-- Begin DOCUMENT TEXT --

The dilemma is in part due to the theorem (called the Nerve theorem) that provides our justification that this process captures the topology. Specifically, the theorem says that the simplicial complex will be (homotopically) equivalent to the union of the cover. In our case, working with finite data, the cover, for certain radii, doesn’t cover the whole of the manifold that we imagine underlies the data – it is that lack of coverage that results in the disconnected components. Similarly, where the points are too bunched up, our cover does cover “too much” and we end up with higher dimensional simplices than we might ideally like. If the data were uniformly distributed across the manifold then selecting a suitable radius would be easy – the average distance between points would work well. Moreover with a uniform distribution we would be guaranteed that our cover would actually cover the whole manifold with no “gaps” and no unnecessarily disconnected components. Similarly, we would not suffer from those unfortunate bunching effects resulting in unnecessarily high dimensional simplices.

If we consider data that is uniformly distributed along the same manifold it is not hard to pick a good radius (a little above half the average distance between points) and the resulting open cover looks pretty good:

Open balls over uniformly\_distributed\_data

Open balls over uniformly_distributed_data

Because the data is evenly spread we actually cover the underlying manifold and don’t end up with clumping. In other words, all this theory works well assuming that the data is uniformly distributed over the manifold.

Unsurprisingly this uniform distribution assumption crops up elsewhere in manifold learning. The proofs that Laplacian eigenmaps work well require the assumption that the data is uniformly distributed on the manifold. Clearly if we had a uniform distribution of points on the manifold this would all work a lot better – but we don’t! Real world data simply isn’t that nicely behaved. How can we resolve this? By turning the problem on its head: assume that the data is uniformly distributed on the manifold, and ask what that tells us about the manifold itself. If the data looks like it isn’t uniformly distributed that must simply be because the notion of distance is varying across the manifold – space itself is warping: stretching or shrinking according to where the data appear sparser or denser.

-- End DOCUMENT TEXT --

GOALS:
1. In the manifold-learning text, write out the portion between "If we consider" and "over the manifold.", inclusive.
2. Condense the paragraph of the manifold-learning text that begins "Unsurprisingly this uniform distribution assumption" into a short bulleted list that keeps its main facts.
The material that follows comes from a separate source.

-- Begin DATASET CONTENT --

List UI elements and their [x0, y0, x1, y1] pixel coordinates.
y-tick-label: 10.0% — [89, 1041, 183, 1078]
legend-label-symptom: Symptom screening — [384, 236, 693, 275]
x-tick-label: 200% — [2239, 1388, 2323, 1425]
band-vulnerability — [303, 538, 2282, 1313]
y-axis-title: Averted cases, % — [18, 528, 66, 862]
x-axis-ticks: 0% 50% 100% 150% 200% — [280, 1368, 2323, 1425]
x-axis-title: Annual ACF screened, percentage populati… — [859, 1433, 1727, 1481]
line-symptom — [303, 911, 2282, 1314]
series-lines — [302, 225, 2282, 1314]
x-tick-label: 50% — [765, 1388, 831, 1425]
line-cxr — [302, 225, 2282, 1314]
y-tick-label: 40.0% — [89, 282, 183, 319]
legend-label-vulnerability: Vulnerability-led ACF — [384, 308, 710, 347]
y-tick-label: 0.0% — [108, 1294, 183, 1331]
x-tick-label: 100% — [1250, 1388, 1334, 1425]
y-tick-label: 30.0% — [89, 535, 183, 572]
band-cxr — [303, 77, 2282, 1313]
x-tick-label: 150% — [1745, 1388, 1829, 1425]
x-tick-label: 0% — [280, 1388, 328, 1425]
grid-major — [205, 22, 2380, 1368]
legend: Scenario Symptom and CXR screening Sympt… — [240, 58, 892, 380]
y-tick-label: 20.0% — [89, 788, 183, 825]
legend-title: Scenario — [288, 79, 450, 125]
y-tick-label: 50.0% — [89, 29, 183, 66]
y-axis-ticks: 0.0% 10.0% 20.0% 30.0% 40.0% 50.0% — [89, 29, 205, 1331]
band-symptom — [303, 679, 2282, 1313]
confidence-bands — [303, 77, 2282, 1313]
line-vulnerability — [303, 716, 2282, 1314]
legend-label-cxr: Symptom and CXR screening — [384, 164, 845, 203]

-- End DATASET CONTENT --

ANSWERS TO THE PROBLEMS:
1.
If we consider data that is uniformly distributed along the same manifold it is not hard to pick a good radius (a little above half the average distance between points) and the resulting open cover looks pretty good:

Open balls over uniformly\_distributed\_data

Open balls over uniformly_distributed_data

Because the data is evenly spread we actually cover the underlying manifold and don’t end up with clumping. In other words, all this theory works well assuming that the data is uniformly distributed over the manifold.

2.
- The assumption of uniform distribution also arises elsewhere in manifold learning.
- Proofs that Laplacian eigenmaps work well require the data to be uniformly distributed on the manifold.
- Real-world data is not so well behaved.
- The resolution reverses the problem: assume the data is uniformly distributed on the manifold, and ask what that reveals about the manifold itself.
- Any apparent non-uniformity is then attributed to the notion of distance varying across the manifold. Space warps, stretching or shrinking where the data appear sparser or denser.